##### Extracted records #####

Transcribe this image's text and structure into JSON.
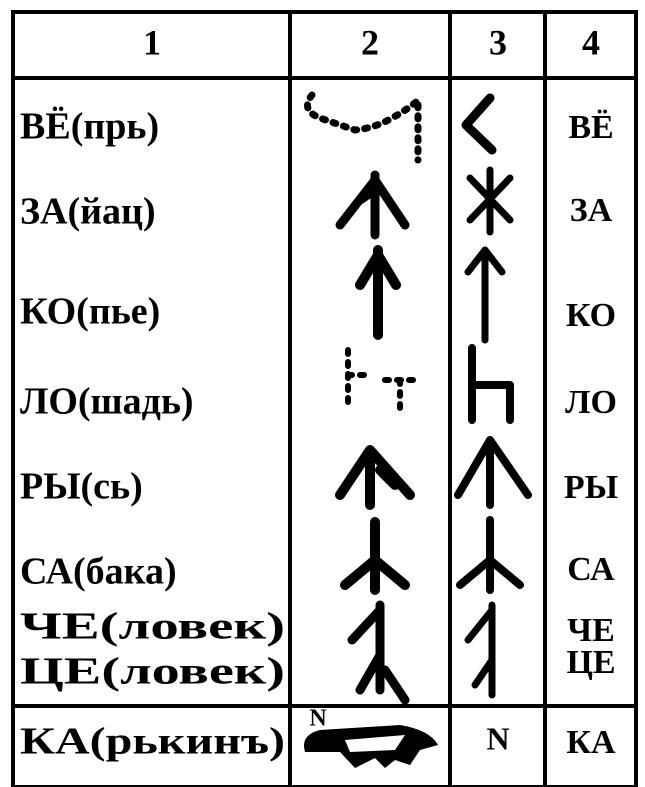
{
  "table": {
    "header": [
      "1",
      "2",
      "3",
      "4"
    ],
    "rows": [
      {
        "col1": [
          "ВЁ(прь)"
        ],
        "col4": [
          "ВЁ"
        ]
      },
      {
        "col1": [
          "ЗА(йац)"
        ],
        "col4": [
          "ЗА"
        ]
      },
      {
        "col1": [
          "КО(пье)"
        ],
        "col4": [
          "КО"
        ]
      },
      {
        "col1": [
          "ЛО(шадь)"
        ],
        "col4": [
          "ЛО"
        ]
      },
      {
        "col1": [
          "РЫ(сь)"
        ],
        "col4": [
          "РЫ"
        ]
      },
      {
        "col1": [
          "СА(бака)"
        ],
        "col4": [
          "СА"
        ]
      },
      {
        "col1": [
          "ЧЕ(ловек)",
          "ЦЕ(ловек)"
        ],
        "col4": [
          "ЧЕ",
          "ЦЕ"
        ]
      },
      {
        "col1": [
          "КА(рькинъ)"
        ],
        "col2": "N",
        "col3": "N",
        "col4": [
          "КА"
        ]
      }
    ]
  }
}
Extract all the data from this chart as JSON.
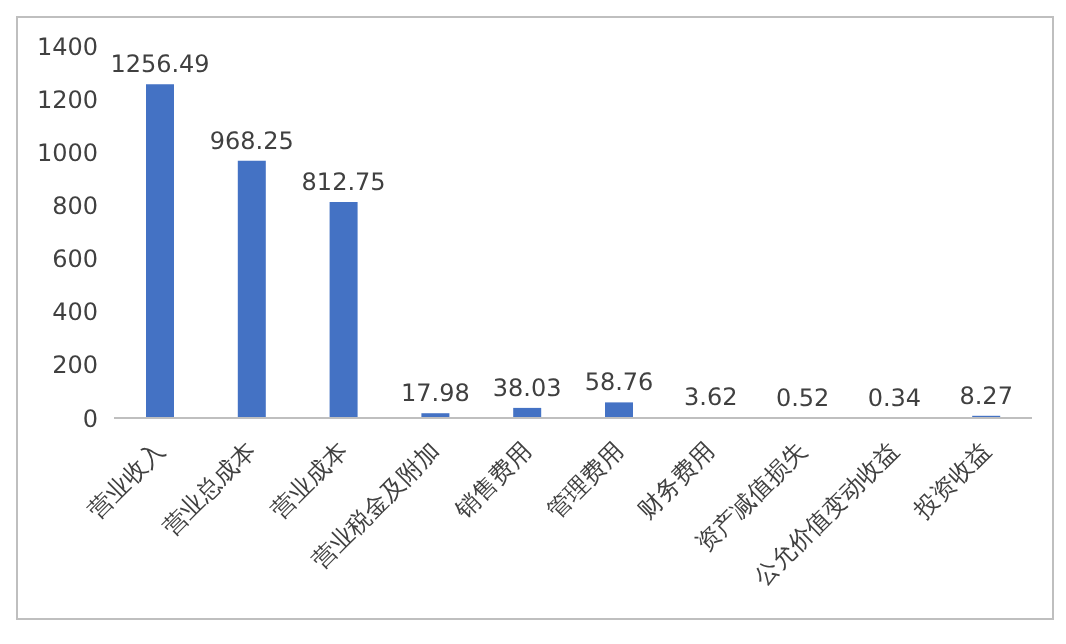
{
  "chart_data": {
    "type": "bar",
    "categories": [
      "营业收入",
      "营业总成本",
      "营业成本",
      "营业税金及附加",
      "销售费用",
      "管理费用",
      "财务费用",
      "资产减值损失",
      "公允价值变动收益",
      "投资收益"
    ],
    "values": [
      1256.49,
      968.25,
      812.75,
      17.98,
      38.03,
      58.76,
      3.62,
      0.52,
      0.34,
      8.27
    ],
    "color": "#4472c4",
    "ylim": [
      0,
      1400
    ],
    "yticks": [
      0,
      200,
      400,
      600,
      800,
      1000,
      1200,
      1400
    ],
    "data_labels": true
  }
}
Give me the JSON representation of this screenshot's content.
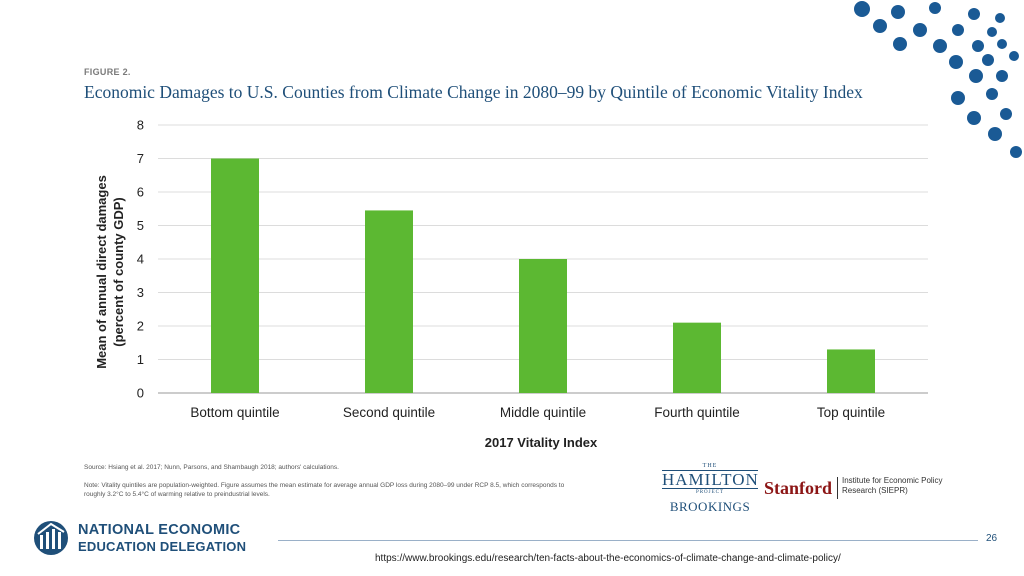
{
  "figure": {
    "label": "FIGURE 2.",
    "title": "Economic Damages to U.S. Counties from Climate Change in 2080–99 by Quintile of Economic Vitality Index"
  },
  "chart_data": {
    "type": "bar",
    "categories": [
      "Bottom quintile",
      "Second quintile",
      "Middle quintile",
      "Fourth quintile",
      "Top quintile"
    ],
    "values": [
      7.0,
      5.45,
      4.0,
      2.1,
      1.3
    ],
    "xlabel": "2017 Vitality Index",
    "ylabel": "Mean of annual direct damages",
    "ylabel2": "(percent of county GDP)",
    "ylim": [
      0,
      8
    ],
    "yticks": [
      0,
      1,
      2,
      3,
      4,
      5,
      6,
      7,
      8
    ],
    "grid": true,
    "bar_color": "#5cb832"
  },
  "source_text": "Source: Hsiang et al. 2017; Nunn, Parsons, and Shambaugh 2018; authors' calculations.",
  "note_text": "Note: Vitality quintiles are population-weighted. Figure assumes the mean estimate for average annual GDP loss during 2080–99 under RCP 8.5, which corresponds to roughly 3.2°C to 5.4°C of warming relative to preindustrial levels.",
  "logos": {
    "hamilton_the": "THE",
    "hamilton_name": "HAMILTON",
    "hamilton_project": "PROJECT",
    "brookings": "BROOKINGS",
    "stanford": "Stanford",
    "siepr": "Institute for Economic Policy Research (SIEPR)"
  },
  "footer": {
    "org_line1": "NATIONAL ECONOMIC",
    "org_line2": "EDUCATION DELEGATION",
    "page_number": "26",
    "url": "https://www.brookings.edu/research/ten-facts-about-the-economics-of-climate-change-and-climate-policy/"
  },
  "colors": {
    "accent": "#1f4f79",
    "dot": "#1a5a95"
  }
}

#####

Work to do: Give the count of lines in the listing above that include "JSON", with no other words.

Result of this exercise: 3